AIM | Exactly as written, retype the listing below, omitting the pictures.

Figure content listings:
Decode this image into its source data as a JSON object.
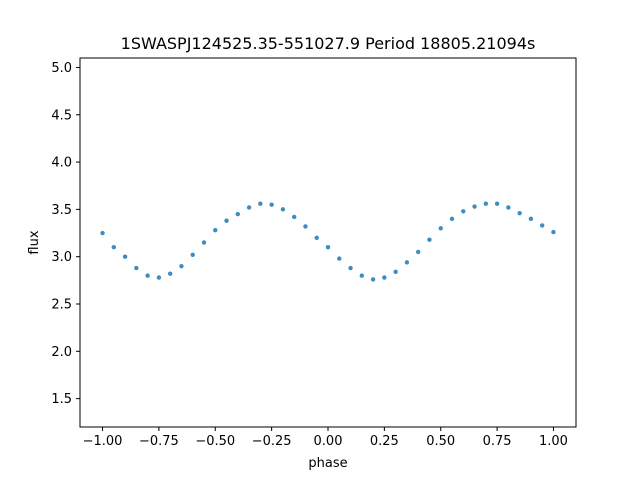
{
  "chart_data": {
    "type": "scatter",
    "title": "1SWASPJ124525.35-551027.9 Period 18805.21094s",
    "xlabel": "phase",
    "ylabel": "flux",
    "xlim": [
      -1.1,
      1.1
    ],
    "ylim": [
      1.2,
      5.1
    ],
    "xticks": [
      -1.0,
      -0.75,
      -0.5,
      -0.25,
      0.0,
      0.25,
      0.5,
      0.75,
      1.0
    ],
    "xtick_labels": [
      "−1.00",
      "−0.75",
      "−0.50",
      "−0.25",
      "0.00",
      "0.25",
      "0.50",
      "0.75",
      "1.00"
    ],
    "yticks": [
      1.5,
      2.0,
      2.5,
      3.0,
      3.5,
      4.0,
      4.5,
      5.0
    ],
    "ytick_labels": [
      "1.5",
      "2.0",
      "2.5",
      "3.0",
      "3.5",
      "4.0",
      "4.5",
      "5.0"
    ],
    "grid": false,
    "marker_color": "#1f77b4",
    "series": [
      {
        "x": [
          -1.0,
          -0.95,
          -0.9,
          -0.85,
          -0.8,
          -0.75,
          -0.7,
          -0.65,
          -0.6,
          -0.55,
          -0.5,
          -0.45,
          -0.4,
          -0.35,
          -0.3,
          -0.25,
          -0.2,
          -0.15,
          -0.1,
          -0.05,
          0.0,
          0.05,
          0.1,
          0.15,
          0.2,
          0.25,
          0.3,
          0.35,
          0.4,
          0.45,
          0.5,
          0.55,
          0.6,
          0.65,
          0.7,
          0.75,
          0.8,
          0.85,
          0.9,
          0.95,
          1.0
        ],
        "y": [
          3.25,
          3.1,
          3.0,
          2.88,
          2.8,
          2.78,
          2.82,
          2.9,
          3.02,
          3.15,
          3.28,
          3.38,
          3.45,
          3.52,
          3.56,
          3.55,
          3.5,
          3.42,
          3.32,
          3.2,
          3.1,
          2.98,
          2.88,
          2.8,
          2.76,
          2.78,
          2.84,
          2.94,
          3.05,
          3.18,
          3.3,
          3.4,
          3.48,
          3.53,
          3.56,
          3.56,
          3.52,
          3.46,
          3.4,
          3.33,
          3.26
        ]
      }
    ]
  }
}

THE COMPLETED TASK |
Decode this image into its source data as a JSON object.
{
  "chart_data": {
    "type": "scatter",
    "title": "1SWASPJ124525.35-551027.9 Period 18805.21094s",
    "xlabel": "phase",
    "ylabel": "flux",
    "xlim": [
      -1.1,
      1.1
    ],
    "ylim": [
      1.2,
      5.1
    ],
    "xticks": [
      -1.0,
      -0.75,
      -0.5,
      -0.25,
      0.0,
      0.25,
      0.5,
      0.75,
      1.0
    ],
    "xtick_labels": [
      "−1.00",
      "−0.75",
      "−0.50",
      "−0.25",
      "0.00",
      "0.25",
      "0.50",
      "0.75",
      "1.00"
    ],
    "yticks": [
      1.5,
      2.0,
      2.5,
      3.0,
      3.5,
      4.0,
      4.5,
      5.0
    ],
    "ytick_labels": [
      "1.5",
      "2.0",
      "2.5",
      "3.0",
      "3.5",
      "4.0",
      "4.5",
      "5.0"
    ],
    "grid": false,
    "marker_color": "#1f77b4",
    "series": [
      {
        "x": [
          -1.0,
          -0.95,
          -0.9,
          -0.85,
          -0.8,
          -0.75,
          -0.7,
          -0.65,
          -0.6,
          -0.55,
          -0.5,
          -0.45,
          -0.4,
          -0.35,
          -0.3,
          -0.25,
          -0.2,
          -0.15,
          -0.1,
          -0.05,
          0.0,
          0.05,
          0.1,
          0.15,
          0.2,
          0.25,
          0.3,
          0.35,
          0.4,
          0.45,
          0.5,
          0.55,
          0.6,
          0.65,
          0.7,
          0.75,
          0.8,
          0.85,
          0.9,
          0.95,
          1.0
        ],
        "y": [
          3.25,
          3.1,
          3.0,
          2.88,
          2.8,
          2.78,
          2.82,
          2.9,
          3.02,
          3.15,
          3.28,
          3.38,
          3.45,
          3.52,
          3.56,
          3.55,
          3.5,
          3.42,
          3.32,
          3.2,
          3.1,
          2.98,
          2.88,
          2.8,
          2.76,
          2.78,
          2.84,
          2.94,
          3.05,
          3.18,
          3.3,
          3.4,
          3.48,
          3.53,
          3.56,
          3.56,
          3.52,
          3.46,
          3.4,
          3.33,
          3.26
        ]
      }
    ]
  }
}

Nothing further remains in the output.